### Task
Word for word, restate the listing; omit the pictures.

### Dataset excerpts
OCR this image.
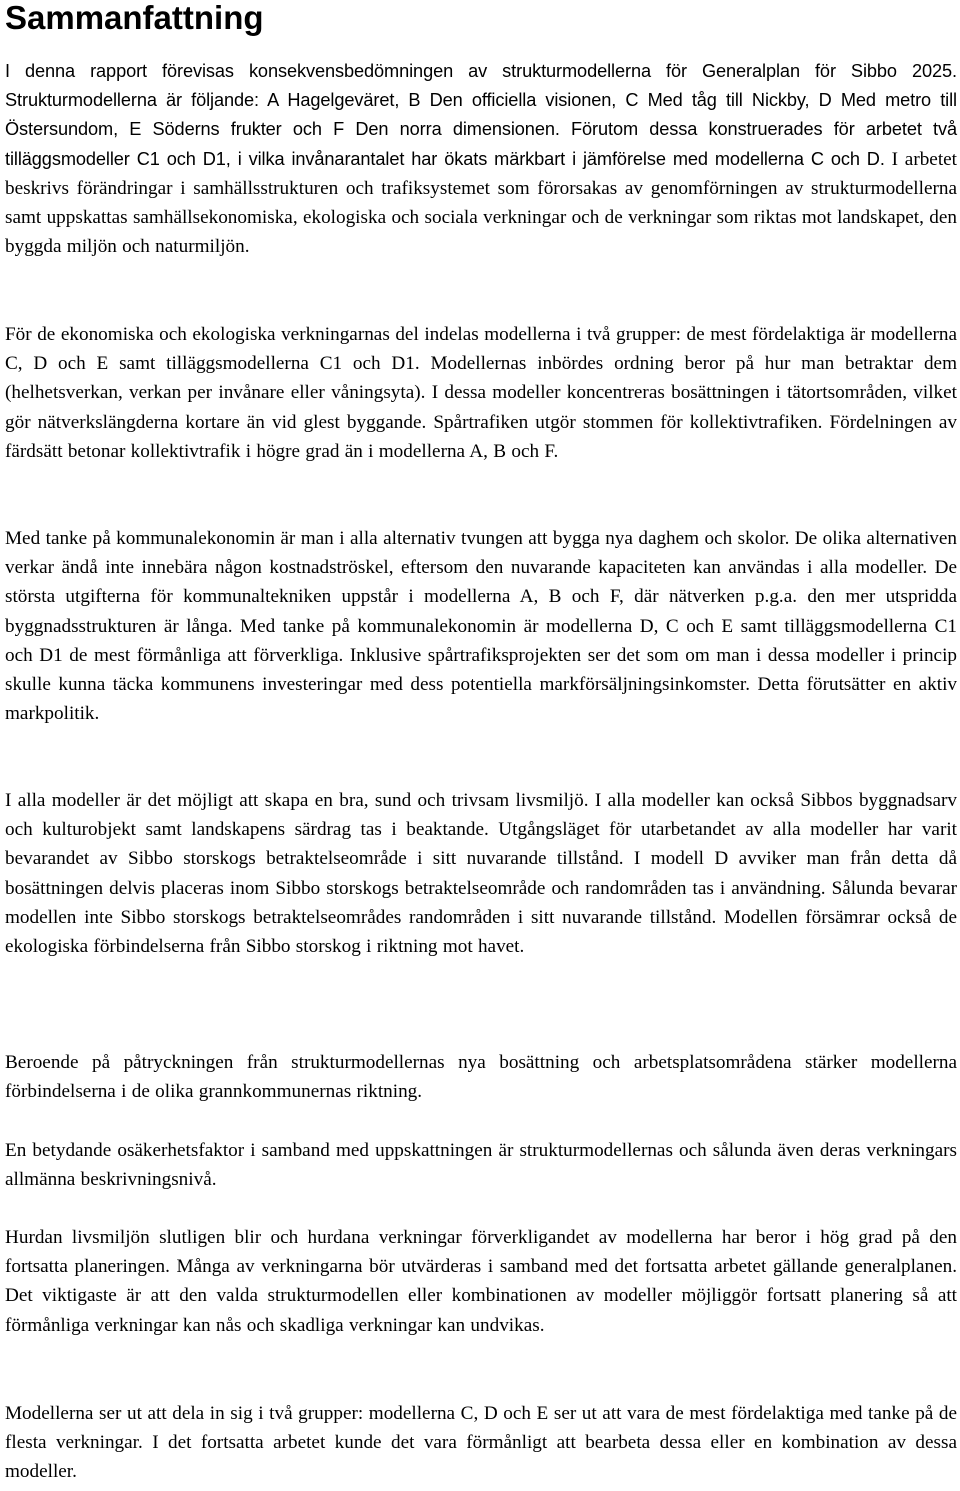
Sammanfattning

I denna rapport förevisas konsekvensbedömningen av strukturmodellerna för Generalplan för Sibbo 2025. Strukturmodellerna är följande: A Hagelgeväret, B Den officiella visionen, C Med tåg till Nickby, D Med metro till Östersundom, E Söderns frukter och F Den norra dimensionen. Förutom dessa konstruerades för arbetet två tilläggsmodeller C1 och D1, i vilka invånarantalet har ökats märkbart i jämförelse med modellerna C och D. I arbetet beskrivs förändringar i samhällsstrukturen och trafiksystemet som förorsakas av genomförningen av strukturmodellerna samt uppskattas samhällsekonomiska, ekologiska och sociala verkningar och de verkningar som riktas mot landskapet, den byggda miljön och naturmiljön.

För de ekonomiska och ekologiska verkningarnas del indelas modellerna i två grupper: de mest fördelaktiga är modellerna C, D och E samt tilläggsmodellerna C1 och D1. Modellernas inbördes ordning beror på hur man betraktar dem (helhetsverkan, verkan per invånare eller våningsyta). I dessa modeller koncentreras bosättningen i tätortsområden, vilket gör nätverkslängderna kortare än vid glest byggande. Spårtrafiken utgör stommen för kollektivtrafiken. Fördelningen av färdsätt betonar kollektivtrafik i högre grad än i modellerna A, B och F.

Med tanke på kommunalekonomin är man i alla alternativ tvungen att bygga nya daghem och skolor. De olika alternativen verkar ändå inte innebära någon kostnadströskel, eftersom den nuvarande kapaciteten kan användas i alla modeller. De största utgifterna för kommunaltekniken uppstår i modellerna A, B och F, där nätverken p.g.a. den mer utspridda byggnadsstrukturen är långa. Med tanke på kommunalekonomin är modellerna D, C och E samt tilläggsmodellerna C1 och D1 de mest förmånliga att förverkliga. Inklusive spårtrafiksprojekten ser det som om man i dessa modeller i princip skulle kunna täcka kommunens investeringar med dess potentiella markförsäljningsinkomster. Detta förutsätter en aktiv markpolitik.

I alla modeller är det möjligt att skapa en bra, sund och trivsam livsmiljö. I alla modeller kan också Sibbos byggnadsarv och kulturobjekt samt landskapens särdrag tas i beaktande. Utgångsläget för utarbetandet av alla modeller har varit bevarandet av Sibbo storskogs betraktelseområde i sitt nuvarande tillstånd. I modell D avviker man från detta då bosättningen delvis placeras inom Sibbo storskogs betraktelseområde och randområden tas i användning. Sålunda bevarar modellen inte Sibbo storskogs betraktelseområdes randområden i sitt nuvarande tillstånd. Modellen försämrar också de ekologiska förbindelserna från Sibbo storskog i riktning mot havet.

Beroende på påtryckningen från strukturmodellernas nya bosättning och arbetsplatsområdena stärker modellerna förbindelserna i de olika grannkommunernas riktning.

En betydande osäkerhetsfaktor i samband med uppskattningen är strukturmodellernas och sålunda även deras verkningars allmänna beskrivningsnivå.

Hurdan livsmiljön slutligen blir och hurdana verkningar förverkligandet av modellerna har beror i hög grad på den fortsatta planeringen. Många av verkningarna bör utvärderas i samband med det fortsatta arbetet gällande generalplanen. Det viktigaste är att den valda strukturmodellen eller kombinationen av modeller möjliggör fortsatt planering så att förmånliga verkningar kan nås och skadliga verkningar kan undvikas.

Modellerna ser ut att dela in sig i två grupper: modellerna C, D och E ser ut att vara de mest fördelaktiga med tanke på de flesta verkningar. I det fortsatta arbetet kunde det vara förmånligt att bearbeta dessa eller en kombination av dessa modeller.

### Solution to this task
OCR this image.
Sammanfattning

I denna rapport förevisas konsekvensbedömningen av strukturmodellerna för Generalplan för Sibbo 2025. Strukturmodellerna är följande: A Hagelgeväret, B Den officiella visionen, C Med tåg till Nickby, D Med metro till Östersundom, E Söderns frukter och F Den norra dimensionen. Förutom dessa konstruerades för arbetet två tilläggsmodeller C1 och D1, i vilka invånarantalet har ökats märkbart i jämförelse med modellerna C och D. I arbetet beskrivs förändringar i samhällsstrukturen och trafiksystemet som förorsakas av genomförningen av strukturmodellerna samt uppskattas samhällsekonomiska, ekologiska och sociala verkningar och de verkningar som riktas mot landskapet, den byggda miljön och naturmiljön.

För de ekonomiska och ekologiska verkningarnas del indelas modellerna i två grupper: de mest fördelaktiga är modellerna C, D och E samt tilläggsmodellerna C1 och D1. Modellernas inbördes ordning beror på hur man betraktar dem (helhetsverkan, verkan per invånare eller våningsyta). I dessa modeller koncentreras bosättningen i tätortsområden, vilket gör nätverkslängderna kortare än vid glest byggande. Spårtrafiken utgör stommen för kollektivtrafiken. Fördelningen av färdsätt betonar kollektivtrafik i högre grad än i modellerna A, B och F.

Med tanke på kommunalekonomin är man i alla alternativ tvungen att bygga nya daghem och skolor. De olika alternativen verkar ändå inte innebära någon kostnadströskel, eftersom den nuvarande kapaciteten kan användas i alla modeller. De största utgifterna för kommunaltekniken uppstår i modellerna A, B och F, där nätverken p.g.a. den mer utspridda byggnadsstrukturen är långa. Med tanke på kommunalekonomin är modellerna D, C och E samt tilläggsmodellerna C1 och D1 de mest förmånliga att förverkliga. Inklusive spårtrafiksprojekten ser det som om man i dessa modeller i princip skulle kunna täcka kommunens investeringar med dess potentiella markförsäljningsinkomster. Detta förutsätter en aktiv markpolitik.

I alla modeller är det möjligt att skapa en bra, sund och trivsam livsmiljö. I alla modeller kan också Sibbos byggnadsarv och kulturobjekt samt landskapens särdrag tas i beaktande. Utgångsläget för utarbetandet av alla modeller har varit bevarandet av Sibbo storskogs betraktelseområde i sitt nuvarande tillstånd. I modell D avviker man från detta då bosättningen delvis placeras inom Sibbo storskogs betraktelseområde och randområden tas i användning. Sålunda bevarar modellen inte Sibbo storskogs betraktelseområdes randområden i sitt nuvarande tillstånd. Modellen försämrar också de ekologiska förbindelserna från Sibbo storskog i riktning mot havet.

Beroende på påtryckningen från strukturmodellernas nya bosättning och arbetsplatsområdena stärker modellerna förbindelserna i de olika grannkommunernas riktning.

En betydande osäkerhetsfaktor i samband med uppskattningen är strukturmodellernas och sålunda även deras verkningars allmänna beskrivningsnivå.

Hurdan livsmiljön slutligen blir och hurdana verkningar förverkligandet av modellerna har beror i hög grad på den fortsatta planeringen. Många av verkningarna bör utvärderas i samband med det fortsatta arbetet gällande generalplanen. Det viktigaste är att den valda strukturmodellen eller kombinationen av modeller möjliggör fortsatt planering så att förmånliga verkningar kan nås och skadliga verkningar kan undvikas.

Modellerna ser ut att dela in sig i två grupper: modellerna C, D och E ser ut att vara de mest fördelaktiga med tanke på de flesta verkningar. I det fortsatta arbetet kunde det vara förmånligt att bearbeta dessa eller en kombination av dessa modeller.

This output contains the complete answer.